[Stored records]

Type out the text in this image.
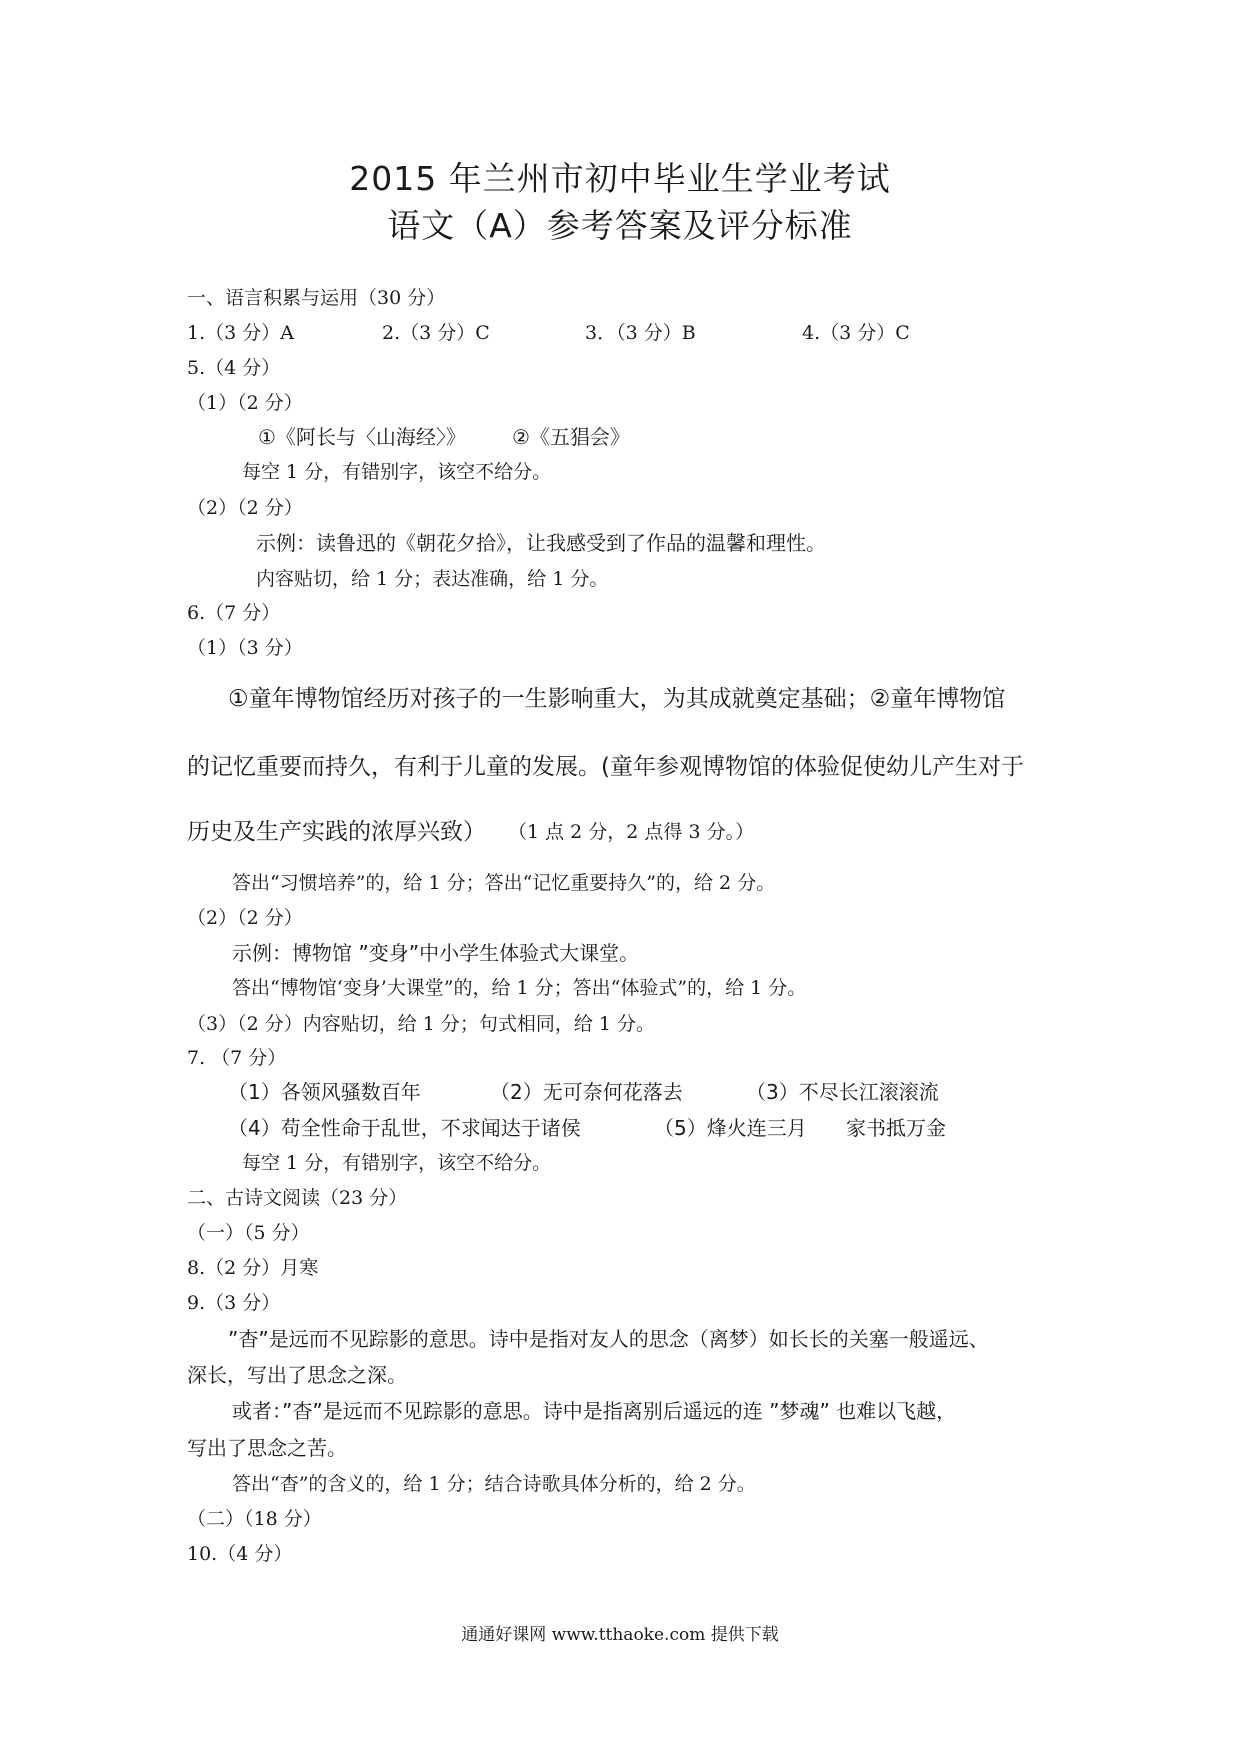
2015 年兰州市初中毕业生学业考试
语文（A）参考答案及评分标准
一、语言积累与运用（30 分）
1.（3 分）A	2.（3 分）C	3．（3 分）B	4.（3 分）C
5.（4 分）
（1）（2 分）
①《阿长与〈山海经〉》 ②《五猖会》
每空 1 分，有错别字，该空不给分。
（2）（2 分）
示例：读鲁迅的《朝花夕拾》，让我感受到了作品的温馨和理性。
内容贴切，给 1 分；表达准确，给 1 分。
6.（7 分）
（1）（3 分）
①童年博物馆经历对孩子的一生影响重大，为其成就奠定基础；②童年博物馆
的记忆重要而持久，有利于儿童的发展。(童年参观博物馆的体验促使幼儿产生对于
历史及生产实践的浓厚兴致） （1 点 2 分，2 点得 3 分。）
答出“习惯培养”的，给 1 分；答出“记忆重要持久”的，给 2 分。
（2）（2 分）
示例：博物馆 ”变身”中小学生体验式大课堂。
答出“博物馆‘变身’大课堂”的，给 1 分；答出“体验式”的，给 1 分。
（3）（2 分）内容贴切，给 1 分；句式相同，给 1 分。
7. （7 分）
（1）各领风骚数百年	（2）无可奈何花落去	（3）不尽长江滚滚流
（4）苟全性命于乱世，不求闻达于诸侯	（5）烽火连三月 家书抵万金
每空 1 分，有错别字，该空不给分。
二、古诗文阅读（23 分）
（一）（5 分）
8.（2 分）月寒
9.（3 分）
”杳”是远而不见踪影的意思。诗中是指对友人的思念（离梦）如长长的关塞一般遥远、
深长，写出了思念之深。
或者：”杳”是远而不见踪影的意思。诗中是指离别后遥远的连 ”梦魂” 也难以飞越，
写出了思念之苦。
答出“杳”的含义的，给 1 分；结合诗歌具体分析的，给 2 分。
（二）（18 分）
10.（4 分）
通通好课网 www.tthaoke.com 提供下载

- _Goal_:
Reproduce every entry word for word, but omit the pictures.

- _Answer for this exercise_:
Type out the text in this image.
2015 年兰州市初中毕业生学业考试
语文（A）参考答案及评分标准
一、语言积累与运用（30 分）
1.（3 分）A	2.（3 分）C	3．（3 分）B	4.（3 分）C
5.（4 分）
（1）（2 分）
①《阿长与〈山海经〉》 ②《五猖会》
每空 1 分，有错别字，该空不给分。
（2）（2 分）
示例：读鲁迅的《朝花夕拾》，让我感受到了作品的温馨和理性。
内容贴切，给 1 分；表达准确，给 1 分。
6.（7 分）
（1）（3 分）
①童年博物馆经历对孩子的一生影响重大，为其成就奠定基础；②童年博物馆
的记忆重要而持久，有利于儿童的发展。(童年参观博物馆的体验促使幼儿产生对于
历史及生产实践的浓厚兴致） （1 点 2 分，2 点得 3 分。）
答出“习惯培养”的，给 1 分；答出“记忆重要持久”的，给 2 分。
（2）（2 分）
示例：博物馆 ”变身”中小学生体验式大课堂。
答出“博物馆‘变身’大课堂”的，给 1 分；答出“体验式”的，给 1 分。
（3）（2 分）内容贴切，给 1 分；句式相同，给 1 分。
7. （7 分）
（1）各领风骚数百年	（2）无可奈何花落去	（3）不尽长江滚滚流
（4）苟全性命于乱世，不求闻达于诸侯	（5）烽火连三月 家书抵万金
每空 1 分，有错别字，该空不给分。
二、古诗文阅读（23 分）
（一）（5 分）
8.（2 分）月寒
9.（3 分）
”杳”是远而不见踪影的意思。诗中是指对友人的思念（离梦）如长长的关塞一般遥远、
深长，写出了思念之深。
或者：”杳”是远而不见踪影的意思。诗中是指离别后遥远的连 ”梦魂” 也难以飞越，
写出了思念之苦。
答出“杳”的含义的，给 1 分；结合诗歌具体分析的，给 2 分。
（二）（18 分）
10.（4 分）
通通好课网 www.tthaoke.com 提供下载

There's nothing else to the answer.